Stored data entries:
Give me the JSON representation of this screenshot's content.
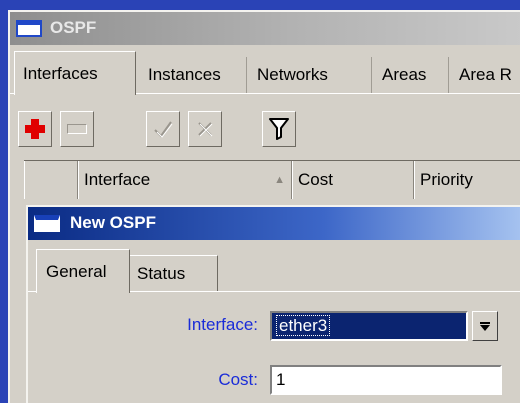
{
  "ospf_window": {
    "title": "OSPF",
    "tabs": [
      "Interfaces",
      "Instances",
      "Networks",
      "Areas",
      "Area R"
    ],
    "active_tab": "Interfaces",
    "toolbar": {
      "add_icon": "plus-icon",
      "remove_icon": "minus-icon",
      "enable_icon": "check-icon",
      "disable_icon": "x-icon",
      "filter_icon": "filter-icon"
    },
    "columns": [
      "Interface",
      "Cost",
      "Priority"
    ]
  },
  "new_ospf_dialog": {
    "title": "New OSPF",
    "tabs": [
      "General",
      "Status"
    ],
    "active_tab": "General",
    "fields": {
      "interface_label": "Interface:",
      "interface_value": "ether3",
      "cost_label": "Cost:",
      "cost_value": "1"
    }
  },
  "colors": {
    "desktop": "#2a43b6",
    "window_face": "#d4d0c8",
    "label_blue": "#1a2cd8",
    "selection": "#0b2470",
    "add_red": "#e00000"
  }
}
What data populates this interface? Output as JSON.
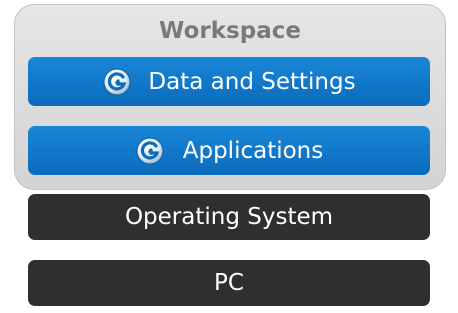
{
  "workspace": {
    "title": "Workspace"
  },
  "layers": {
    "data_settings": {
      "label": "Data and Settings",
      "icon": "swirl-logo-icon"
    },
    "applications": {
      "label": "Applications",
      "icon": "swirl-logo-icon"
    },
    "operating_system": {
      "label": "Operating System"
    },
    "pc": {
      "label": "PC"
    }
  },
  "colors": {
    "workspace_bg": "#d9d9d9",
    "workspace_title": "#7a7a7a",
    "blue_bar": "#0f77c8",
    "dark_bar": "#2f2f2f",
    "bar_text": "#ffffff"
  }
}
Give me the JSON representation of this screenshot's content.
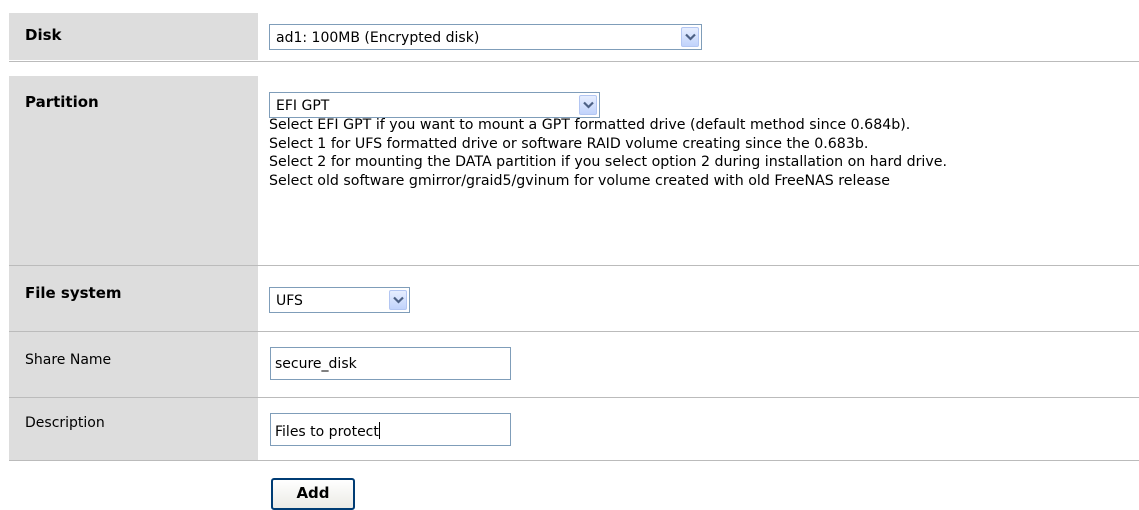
{
  "form": {
    "disk": {
      "label": "Disk",
      "selected": "ad1: 100MB (Encrypted disk)"
    },
    "partition": {
      "label": "Partition",
      "selected": "EFI GPT",
      "help": [
        "Select EFI GPT if you want to mount a GPT formatted drive (default method since 0.684b).",
        "Select 1 for UFS formatted drive or software RAID volume creating since the 0.683b.",
        "Select 2 for mounting the DATA partition if you select option 2 during installation on hard drive.",
        "Select old software gmirror/graid5/gvinum for volume created with old FreeNAS release"
      ]
    },
    "file_system": {
      "label": "File system",
      "selected": "UFS"
    },
    "share_name": {
      "label": "Share Name",
      "value": "secure_disk"
    },
    "description": {
      "label": "Description",
      "value": "Files to protect"
    },
    "add_button_label": "Add"
  },
  "icons": {
    "dropdown": "chevron-down-icon"
  },
  "colors": {
    "label_background": "#dddddd",
    "input_border": "#7f9db9",
    "dropdown_arrow": "#4d6185"
  }
}
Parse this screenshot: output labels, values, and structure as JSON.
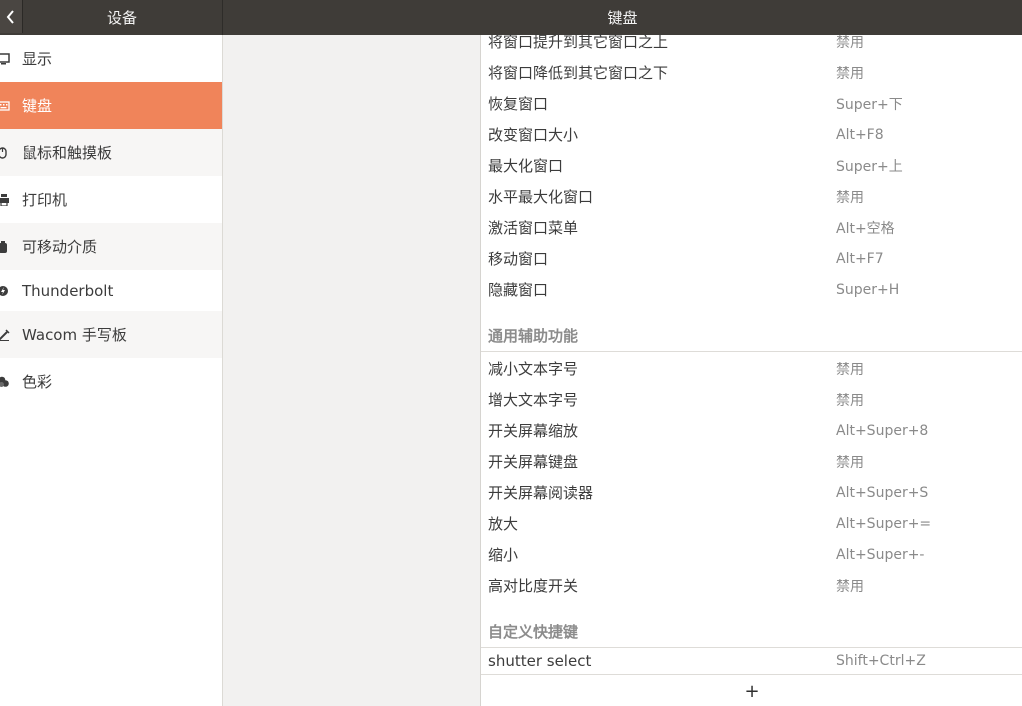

## [Work to do]
Please list every line of the records that contains "volume".

## [Response to this exercise]
        "Select 1 for UFS formatted drive or software RAID volume creating since the 0.683b.",
        "Select old software gmirror/graid5/gvinum for volume created with old FreeNAS release"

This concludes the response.